[Records from a collection]
↓

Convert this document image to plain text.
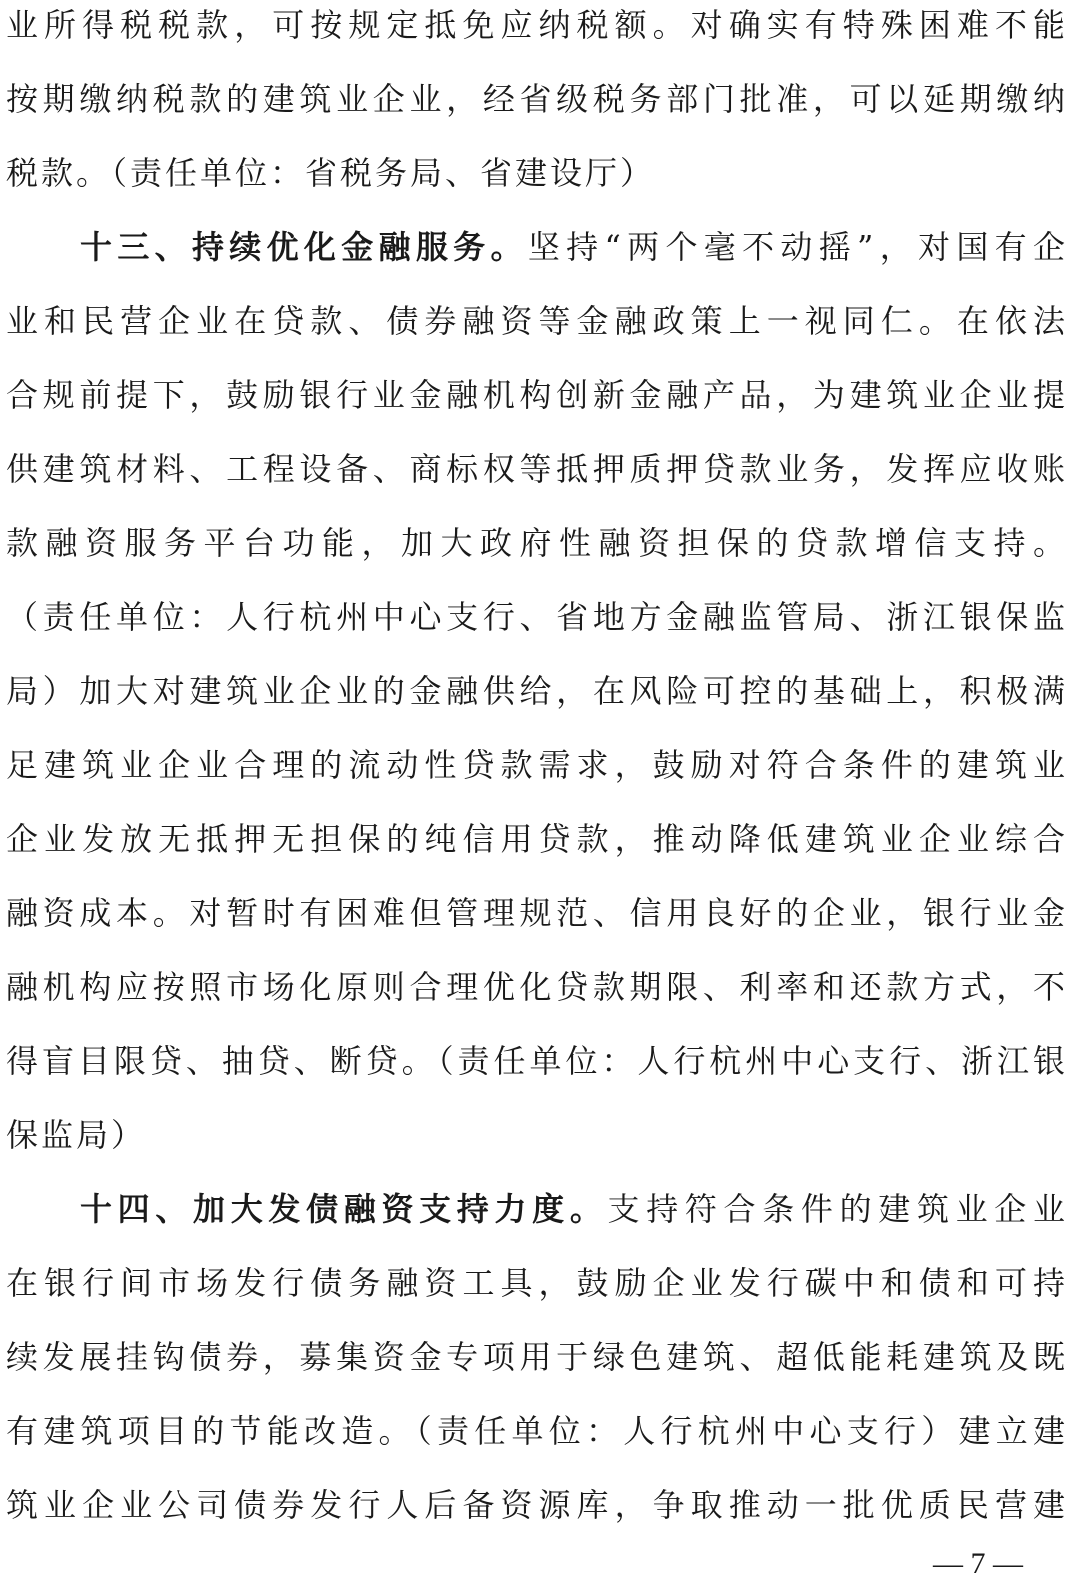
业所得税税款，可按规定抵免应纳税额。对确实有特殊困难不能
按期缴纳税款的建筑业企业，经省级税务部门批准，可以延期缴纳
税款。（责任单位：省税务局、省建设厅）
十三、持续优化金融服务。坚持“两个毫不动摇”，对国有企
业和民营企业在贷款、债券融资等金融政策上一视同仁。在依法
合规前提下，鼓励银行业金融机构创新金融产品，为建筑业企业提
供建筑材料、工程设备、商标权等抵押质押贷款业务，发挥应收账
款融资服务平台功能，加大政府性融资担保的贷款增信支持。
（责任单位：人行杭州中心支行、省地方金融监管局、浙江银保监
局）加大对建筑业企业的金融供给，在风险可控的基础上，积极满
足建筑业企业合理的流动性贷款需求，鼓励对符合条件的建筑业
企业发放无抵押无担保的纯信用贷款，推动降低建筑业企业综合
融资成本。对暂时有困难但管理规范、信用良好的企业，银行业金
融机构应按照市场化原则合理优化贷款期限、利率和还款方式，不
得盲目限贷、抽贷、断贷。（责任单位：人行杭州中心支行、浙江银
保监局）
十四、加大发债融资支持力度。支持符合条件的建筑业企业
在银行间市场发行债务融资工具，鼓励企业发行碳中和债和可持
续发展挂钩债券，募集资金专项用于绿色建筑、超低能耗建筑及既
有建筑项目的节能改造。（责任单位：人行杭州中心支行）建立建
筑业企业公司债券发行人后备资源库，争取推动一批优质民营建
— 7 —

↑

[Exercise goal]
Reproduce the entries above exactly. Do not include the images.

[Output]
Convert this document image to plain text.
业所得税税款，可按规定抵免应纳税额。对确实有特殊困难不能
按期缴纳税款的建筑业企业，经省级税务部门批准，可以延期缴纳
税款。（责任单位：省税务局、省建设厅）
十三、持续优化金融服务。坚持“两个毫不动摇”，对国有企
业和民营企业在贷款、债券融资等金融政策上一视同仁。在依法
合规前提下，鼓励银行业金融机构创新金融产品，为建筑业企业提
供建筑材料、工程设备、商标权等抵押质押贷款业务，发挥应收账
款融资服务平台功能，加大政府性融资担保的贷款增信支持。
（责任单位：人行杭州中心支行、省地方金融监管局、浙江银保监
局）加大对建筑业企业的金融供给，在风险可控的基础上，积极满
足建筑业企业合理的流动性贷款需求，鼓励对符合条件的建筑业
企业发放无抵押无担保的纯信用贷款，推动降低建筑业企业综合
融资成本。对暂时有困难但管理规范、信用良好的企业，银行业金
融机构应按照市场化原则合理优化贷款期限、利率和还款方式，不
得盲目限贷、抽贷、断贷。（责任单位：人行杭州中心支行、浙江银
保监局）
十四、加大发债融资支持力度。支持符合条件的建筑业企业
在银行间市场发行债务融资工具，鼓励企业发行碳中和债和可持
续发展挂钩债券，募集资金专项用于绿色建筑、超低能耗建筑及既
有建筑项目的节能改造。（责任单位：人行杭州中心支行）建立建
筑业企业公司债券发行人后备资源库，争取推动一批优质民营建
— 7 —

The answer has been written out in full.